Reproduce all the entries precisely.

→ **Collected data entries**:
-------------------------

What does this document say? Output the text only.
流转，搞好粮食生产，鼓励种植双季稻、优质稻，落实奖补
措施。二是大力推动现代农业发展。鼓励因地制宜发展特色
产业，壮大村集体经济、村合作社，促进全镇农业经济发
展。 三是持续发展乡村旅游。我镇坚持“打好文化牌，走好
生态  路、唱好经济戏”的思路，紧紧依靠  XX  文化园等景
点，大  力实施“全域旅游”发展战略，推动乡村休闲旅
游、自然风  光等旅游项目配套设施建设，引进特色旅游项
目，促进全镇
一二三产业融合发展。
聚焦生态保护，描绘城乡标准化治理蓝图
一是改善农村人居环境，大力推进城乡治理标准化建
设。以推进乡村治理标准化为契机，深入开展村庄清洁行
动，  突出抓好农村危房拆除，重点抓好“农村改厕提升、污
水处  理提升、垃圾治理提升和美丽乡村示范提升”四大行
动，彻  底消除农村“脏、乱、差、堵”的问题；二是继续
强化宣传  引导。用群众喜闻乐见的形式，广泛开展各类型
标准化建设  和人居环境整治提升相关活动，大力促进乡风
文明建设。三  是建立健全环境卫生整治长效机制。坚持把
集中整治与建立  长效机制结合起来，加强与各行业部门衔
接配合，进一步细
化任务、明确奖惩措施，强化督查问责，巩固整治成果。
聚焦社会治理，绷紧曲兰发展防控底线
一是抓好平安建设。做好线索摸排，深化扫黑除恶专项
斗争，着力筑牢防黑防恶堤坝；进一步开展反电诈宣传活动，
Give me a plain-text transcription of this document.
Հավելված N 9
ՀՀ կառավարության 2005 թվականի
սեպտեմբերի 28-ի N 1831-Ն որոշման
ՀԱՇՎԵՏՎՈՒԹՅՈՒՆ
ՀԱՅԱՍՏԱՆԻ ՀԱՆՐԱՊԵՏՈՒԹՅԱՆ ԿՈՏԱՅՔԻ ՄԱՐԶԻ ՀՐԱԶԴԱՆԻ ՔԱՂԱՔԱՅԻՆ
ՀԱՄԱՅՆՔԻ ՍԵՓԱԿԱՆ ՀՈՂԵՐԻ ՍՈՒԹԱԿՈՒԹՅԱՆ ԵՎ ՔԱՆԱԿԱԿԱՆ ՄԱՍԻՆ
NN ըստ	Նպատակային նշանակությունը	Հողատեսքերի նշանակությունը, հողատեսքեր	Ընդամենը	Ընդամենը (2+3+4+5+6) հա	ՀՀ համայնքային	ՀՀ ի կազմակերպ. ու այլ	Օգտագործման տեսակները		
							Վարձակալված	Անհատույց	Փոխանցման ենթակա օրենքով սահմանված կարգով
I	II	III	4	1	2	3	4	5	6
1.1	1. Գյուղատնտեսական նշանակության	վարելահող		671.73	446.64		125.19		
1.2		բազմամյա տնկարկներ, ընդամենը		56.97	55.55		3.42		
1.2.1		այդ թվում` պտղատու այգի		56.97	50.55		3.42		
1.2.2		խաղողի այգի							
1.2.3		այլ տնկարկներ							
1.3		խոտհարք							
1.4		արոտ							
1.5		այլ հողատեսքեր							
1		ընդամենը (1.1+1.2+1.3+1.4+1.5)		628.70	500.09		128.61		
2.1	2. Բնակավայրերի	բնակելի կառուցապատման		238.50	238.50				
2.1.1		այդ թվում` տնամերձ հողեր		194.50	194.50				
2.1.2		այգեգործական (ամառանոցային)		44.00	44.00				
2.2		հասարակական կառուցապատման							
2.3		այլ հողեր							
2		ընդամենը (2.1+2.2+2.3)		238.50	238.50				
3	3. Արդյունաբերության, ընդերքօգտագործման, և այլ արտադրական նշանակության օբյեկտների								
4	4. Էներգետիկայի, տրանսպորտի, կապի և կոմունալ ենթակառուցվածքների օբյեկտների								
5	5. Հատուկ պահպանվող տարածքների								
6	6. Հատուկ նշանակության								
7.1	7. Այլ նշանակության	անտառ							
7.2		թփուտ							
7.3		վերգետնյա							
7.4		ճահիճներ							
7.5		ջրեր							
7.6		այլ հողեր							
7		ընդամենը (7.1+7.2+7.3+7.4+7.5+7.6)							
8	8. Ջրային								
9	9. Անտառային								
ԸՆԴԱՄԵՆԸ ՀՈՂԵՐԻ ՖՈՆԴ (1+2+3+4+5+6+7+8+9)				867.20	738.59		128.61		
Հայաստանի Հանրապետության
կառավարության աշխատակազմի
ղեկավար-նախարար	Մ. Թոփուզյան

-------------------------

→ **RESULT OF THE TASK**:
What does this document say? Output the text only.
流转，搞好粮食生产，鼓励种植双季稻、优质稻，落实奖补
措施。二是大力推动现代农业发展。鼓励因地制宜发展特色
产业，壮大村集体经济、村合作社，促进全镇农业经济发
展。 三是持续发展乡村旅游。我镇坚持“打好文化牌，走好
生态  路、唱好经济戏”的思路，紧紧依靠  XX  文化园等景
点，大  力实施“全域旅游”发展战略，推动乡村休闲旅
游、自然风  光等旅游项目配套设施建设，引进特色旅游项
目，促进全镇
一二三产业融合发展。
聚焦生态保护，描绘城乡标准化治理蓝图
一是改善农村人居环境，大力推进城乡治理标准化建
设。以推进乡村治理标准化为契机，深入开展村庄清洁行
动，  突出抓好农村危房拆除，重点抓好“农村改厕提升、污
水处  理提升、垃圾治理提升和美丽乡村示范提升”四大行
动，彻  底消除农村“脏、乱、差、堵”的问题；二是继续
强化宣传  引导。用群众喜闻乐见的形式，广泛开展各类型
标准化建设  和人居环境整治提升相关活动，大力促进乡风
文明建设。三  是建立健全环境卫生整治长效机制。坚持把
集中整治与建立  长效机制结合起来，加强与各行业部门衔
接配合，进一步细
化任务、明确奖惩措施，强化督查问责，巩固整治成果。
聚焦社会治理，绷紧曲兰发展防控底线
一是抓好平安建设。做好线索摸排，深化扫黑除恶专项
斗争，着力筑牢防黑防恶堤坝；进一步开展反电诈宣传活动，
Give me a plain-text transcription of this document.
Հավելված N 9
ՀՀ կառավարության 2005 թվականի
սեպտեմբերի 28-ի N 1831-Ն որոշման
ՀԱՇՎԵՏՎՈՒԹՅՈՒՆ
ՀԱՅԱՍՏԱՆԻ ՀԱՆՐԱՊԵՏՈՒԹՅԱՆ ԿՈՏԱՅՔԻ ՄԱՐԶԻ ՀՐԱԶԴԱՆԻ ՔԱՂԱՔԱՅԻՆ
ՀԱՄԱՅՆՔԻ ՍԵՓԱԿԱՆ ՀՈՂԵՐԻ ՍՈՒԹԱԿՈՒԹՅԱՆ ԵՎ ՔԱՆԱԿԱԿԱՆ ՄԱՍԻՆ
NN ըստ	Նպատակային նշանակությունը	Հողատեսքերի նշանակությունը, հողատեսքեր	Ընդամենը	Ընդամենը (2+3+4+5+6) հա	ՀՀ համայնքային	ՀՀ ի կազմակերպ. ու այլ	Օգտագործման տեսակները		
							Վարձակալված	Անհատույց	Փոխանցման ենթակա օրենքով սահմանված կարգով
I	II	III	4	1	2	3	4	5	6
1.1	1. Գյուղատնտեսական նշանակության	վարելահող		671.73	446.64		125.19		
1.2		բազմամյա տնկարկներ, ընդամենը		56.97	55.55		3.42		
1.2.1		այդ թվում` պտղատու այգի		56.97	50.55		3.42		
1.2.2		խաղողի այգի							
1.2.3		այլ տնկարկներ							
1.3		խոտհարք							
1.4		արոտ							
1.5		այլ հողատեսքեր							
1		ընդամենը (1.1+1.2+1.3+1.4+1.5)		628.70	500.09		128.61		
2.1	2. Բնակավայրերի	բնակելի կառուցապատման		238.50	238.50				
2.1.1		այդ թվում` տնամերձ հողեր		194.50	194.50				
2.1.2		այգեգործական (ամառանոցային)		44.00	44.00				
2.2		հասարակական կառուցապատման							
2.3		այլ հողեր							
2		ընդամենը (2.1+2.2+2.3)		238.50	238.50				
3	3. Արդյունաբերության, ընդերքօգտագործման, և այլ արտադրական նշանակության օբյեկտների								
4	4. Էներգետիկայի, տրանսպորտի, կապի և կոմունալ ենթակառուցվածքների օբյեկտների								
5	5. Հատուկ պահպանվող տարածքների								
6	6. Հատուկ նշանակության								
7.1	7. Այլ նշանակության	անտառ							
7.2		թփուտ							
7.3		վերգետնյա							
7.4		ճահիճներ							
7.5		ջրեր							
7.6		այլ հողեր							
7		ընդամենը (7.1+7.2+7.3+7.4+7.5+7.6)							
8	8. Ջրային								
9	9. Անտառային								
ԸՆԴԱՄԵՆԸ ՀՈՂԵՐԻ ՖՈՆԴ (1+2+3+4+5+6+7+8+9)				867.20	738.59		128.61		
Հայաստանի Հանրապետության
կառավարության աշխատակազմի
ղեկավար-նախարար	Մ. Թոփուզյան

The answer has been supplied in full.